Work instructions: Identify each line containing the word "активно" and copy it.

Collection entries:
= = = =

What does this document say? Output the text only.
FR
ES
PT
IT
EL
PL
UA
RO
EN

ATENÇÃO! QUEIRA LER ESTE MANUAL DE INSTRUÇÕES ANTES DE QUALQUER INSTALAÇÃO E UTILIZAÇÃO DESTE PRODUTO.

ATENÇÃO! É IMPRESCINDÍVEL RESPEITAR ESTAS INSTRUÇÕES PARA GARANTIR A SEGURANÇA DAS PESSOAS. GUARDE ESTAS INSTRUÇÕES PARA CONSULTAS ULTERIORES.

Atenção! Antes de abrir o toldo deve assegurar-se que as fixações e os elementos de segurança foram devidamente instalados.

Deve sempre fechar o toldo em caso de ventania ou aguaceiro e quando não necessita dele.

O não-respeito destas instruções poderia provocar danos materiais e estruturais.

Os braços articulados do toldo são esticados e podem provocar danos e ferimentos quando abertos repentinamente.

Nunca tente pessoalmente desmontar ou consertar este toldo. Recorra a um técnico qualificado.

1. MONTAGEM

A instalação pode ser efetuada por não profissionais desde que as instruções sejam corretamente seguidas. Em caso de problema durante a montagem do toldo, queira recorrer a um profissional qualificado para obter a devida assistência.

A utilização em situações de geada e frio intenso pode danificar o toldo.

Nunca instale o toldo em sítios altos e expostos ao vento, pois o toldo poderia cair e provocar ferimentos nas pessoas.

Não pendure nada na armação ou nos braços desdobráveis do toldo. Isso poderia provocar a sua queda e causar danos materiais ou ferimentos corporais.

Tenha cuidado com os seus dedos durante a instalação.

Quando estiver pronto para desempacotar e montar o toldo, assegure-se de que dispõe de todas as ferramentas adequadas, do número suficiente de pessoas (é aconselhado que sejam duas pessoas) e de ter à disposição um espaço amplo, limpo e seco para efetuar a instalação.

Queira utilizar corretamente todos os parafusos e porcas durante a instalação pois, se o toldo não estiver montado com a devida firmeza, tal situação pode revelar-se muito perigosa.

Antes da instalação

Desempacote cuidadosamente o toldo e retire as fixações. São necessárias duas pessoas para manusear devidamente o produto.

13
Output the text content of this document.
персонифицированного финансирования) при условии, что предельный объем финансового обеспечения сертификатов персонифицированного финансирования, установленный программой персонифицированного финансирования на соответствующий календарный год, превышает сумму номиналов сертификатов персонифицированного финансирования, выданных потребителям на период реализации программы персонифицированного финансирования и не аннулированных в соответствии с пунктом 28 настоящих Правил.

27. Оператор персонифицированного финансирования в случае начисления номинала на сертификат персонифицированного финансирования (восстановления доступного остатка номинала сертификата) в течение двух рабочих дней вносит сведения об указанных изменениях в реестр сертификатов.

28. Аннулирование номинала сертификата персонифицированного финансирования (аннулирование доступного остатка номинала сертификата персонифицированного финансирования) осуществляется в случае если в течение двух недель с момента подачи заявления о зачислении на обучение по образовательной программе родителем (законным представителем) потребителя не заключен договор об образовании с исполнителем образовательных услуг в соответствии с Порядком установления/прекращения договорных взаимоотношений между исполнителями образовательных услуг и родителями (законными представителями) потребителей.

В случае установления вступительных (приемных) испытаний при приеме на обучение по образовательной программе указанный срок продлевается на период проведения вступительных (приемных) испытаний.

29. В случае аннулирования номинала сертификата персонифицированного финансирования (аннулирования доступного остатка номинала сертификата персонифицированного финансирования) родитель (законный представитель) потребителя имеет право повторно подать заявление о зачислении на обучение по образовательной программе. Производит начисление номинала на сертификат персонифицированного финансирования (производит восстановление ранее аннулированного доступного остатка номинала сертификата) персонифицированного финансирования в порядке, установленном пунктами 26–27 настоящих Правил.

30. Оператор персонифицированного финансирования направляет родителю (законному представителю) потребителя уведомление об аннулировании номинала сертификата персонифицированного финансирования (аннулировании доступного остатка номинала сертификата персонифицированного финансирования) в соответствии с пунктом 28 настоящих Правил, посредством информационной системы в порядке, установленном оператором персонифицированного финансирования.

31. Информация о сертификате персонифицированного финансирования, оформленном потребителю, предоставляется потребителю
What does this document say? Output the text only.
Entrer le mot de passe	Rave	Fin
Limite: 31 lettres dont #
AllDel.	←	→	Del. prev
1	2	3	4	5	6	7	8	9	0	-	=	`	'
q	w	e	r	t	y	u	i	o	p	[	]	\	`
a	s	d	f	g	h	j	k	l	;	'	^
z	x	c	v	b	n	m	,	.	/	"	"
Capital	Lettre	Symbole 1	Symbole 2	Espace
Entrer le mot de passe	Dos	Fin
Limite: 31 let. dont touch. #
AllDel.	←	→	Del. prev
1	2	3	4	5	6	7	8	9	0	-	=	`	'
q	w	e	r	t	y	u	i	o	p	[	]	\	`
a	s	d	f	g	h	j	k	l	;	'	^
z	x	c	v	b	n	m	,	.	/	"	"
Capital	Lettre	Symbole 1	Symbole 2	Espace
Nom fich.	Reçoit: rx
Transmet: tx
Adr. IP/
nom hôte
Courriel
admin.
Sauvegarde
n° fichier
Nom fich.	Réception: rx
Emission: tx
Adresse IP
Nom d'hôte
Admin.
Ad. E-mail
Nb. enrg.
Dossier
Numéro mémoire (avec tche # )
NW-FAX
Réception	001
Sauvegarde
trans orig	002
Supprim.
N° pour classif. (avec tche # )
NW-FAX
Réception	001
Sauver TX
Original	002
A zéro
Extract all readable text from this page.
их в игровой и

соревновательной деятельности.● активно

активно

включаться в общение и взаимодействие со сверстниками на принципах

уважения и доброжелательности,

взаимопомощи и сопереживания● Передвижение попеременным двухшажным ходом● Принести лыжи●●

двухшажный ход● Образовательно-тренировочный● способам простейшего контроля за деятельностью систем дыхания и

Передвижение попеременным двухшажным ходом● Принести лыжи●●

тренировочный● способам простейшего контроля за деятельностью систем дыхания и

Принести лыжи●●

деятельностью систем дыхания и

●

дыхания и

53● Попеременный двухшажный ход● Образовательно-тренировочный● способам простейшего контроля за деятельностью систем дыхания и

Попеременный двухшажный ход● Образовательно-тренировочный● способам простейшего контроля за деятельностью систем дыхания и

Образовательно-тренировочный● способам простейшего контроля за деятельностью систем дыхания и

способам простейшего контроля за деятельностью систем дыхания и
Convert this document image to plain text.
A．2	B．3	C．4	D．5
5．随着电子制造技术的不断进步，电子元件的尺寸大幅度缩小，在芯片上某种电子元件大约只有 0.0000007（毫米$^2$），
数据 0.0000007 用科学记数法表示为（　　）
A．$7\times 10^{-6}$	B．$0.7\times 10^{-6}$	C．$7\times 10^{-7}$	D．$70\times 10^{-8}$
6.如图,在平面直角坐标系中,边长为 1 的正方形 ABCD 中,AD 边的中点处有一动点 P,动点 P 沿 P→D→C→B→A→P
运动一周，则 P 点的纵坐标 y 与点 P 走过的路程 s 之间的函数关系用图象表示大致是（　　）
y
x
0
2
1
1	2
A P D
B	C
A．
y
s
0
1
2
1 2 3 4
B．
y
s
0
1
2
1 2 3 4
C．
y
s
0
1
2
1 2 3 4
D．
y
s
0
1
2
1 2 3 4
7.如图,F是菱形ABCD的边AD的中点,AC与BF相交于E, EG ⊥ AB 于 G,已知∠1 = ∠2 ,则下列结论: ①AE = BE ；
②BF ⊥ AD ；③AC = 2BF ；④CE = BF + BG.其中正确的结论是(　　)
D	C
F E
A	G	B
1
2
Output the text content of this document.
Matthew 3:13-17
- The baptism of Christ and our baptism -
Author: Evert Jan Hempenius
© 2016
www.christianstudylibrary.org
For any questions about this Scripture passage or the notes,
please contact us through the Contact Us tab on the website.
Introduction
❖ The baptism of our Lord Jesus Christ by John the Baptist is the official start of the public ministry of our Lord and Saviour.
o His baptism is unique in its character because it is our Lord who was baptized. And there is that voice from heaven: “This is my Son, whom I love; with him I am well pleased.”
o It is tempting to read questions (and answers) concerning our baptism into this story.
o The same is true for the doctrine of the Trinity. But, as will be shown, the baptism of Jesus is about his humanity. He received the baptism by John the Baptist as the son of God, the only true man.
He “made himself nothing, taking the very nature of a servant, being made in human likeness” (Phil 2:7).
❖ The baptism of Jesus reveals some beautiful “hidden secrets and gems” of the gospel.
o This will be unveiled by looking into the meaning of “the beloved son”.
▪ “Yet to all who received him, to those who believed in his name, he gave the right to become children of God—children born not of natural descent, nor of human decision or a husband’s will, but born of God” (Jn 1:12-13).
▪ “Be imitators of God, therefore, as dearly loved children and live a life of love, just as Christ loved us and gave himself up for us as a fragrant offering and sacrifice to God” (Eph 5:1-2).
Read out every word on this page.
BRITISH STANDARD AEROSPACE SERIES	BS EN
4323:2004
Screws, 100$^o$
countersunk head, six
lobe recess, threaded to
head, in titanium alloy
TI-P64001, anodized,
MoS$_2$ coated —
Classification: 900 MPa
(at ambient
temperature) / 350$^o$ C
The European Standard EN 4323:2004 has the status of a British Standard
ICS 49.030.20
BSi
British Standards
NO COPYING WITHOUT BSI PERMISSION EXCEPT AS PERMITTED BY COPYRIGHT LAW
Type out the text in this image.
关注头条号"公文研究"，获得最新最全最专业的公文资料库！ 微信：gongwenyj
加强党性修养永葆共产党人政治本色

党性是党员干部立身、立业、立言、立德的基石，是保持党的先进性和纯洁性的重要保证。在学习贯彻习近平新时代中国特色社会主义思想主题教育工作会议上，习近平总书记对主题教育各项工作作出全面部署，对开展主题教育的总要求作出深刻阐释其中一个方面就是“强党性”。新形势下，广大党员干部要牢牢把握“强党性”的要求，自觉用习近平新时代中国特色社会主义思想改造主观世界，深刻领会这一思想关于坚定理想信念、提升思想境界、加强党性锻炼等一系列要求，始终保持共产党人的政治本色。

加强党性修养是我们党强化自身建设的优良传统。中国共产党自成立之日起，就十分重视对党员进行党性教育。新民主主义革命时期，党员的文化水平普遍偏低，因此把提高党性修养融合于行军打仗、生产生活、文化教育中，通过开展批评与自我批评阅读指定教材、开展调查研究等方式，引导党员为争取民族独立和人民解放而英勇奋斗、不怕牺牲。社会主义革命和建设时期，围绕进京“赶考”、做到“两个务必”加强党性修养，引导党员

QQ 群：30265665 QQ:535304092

= = = =

Finished exercise:
соревновательной деятельности.● активно
активно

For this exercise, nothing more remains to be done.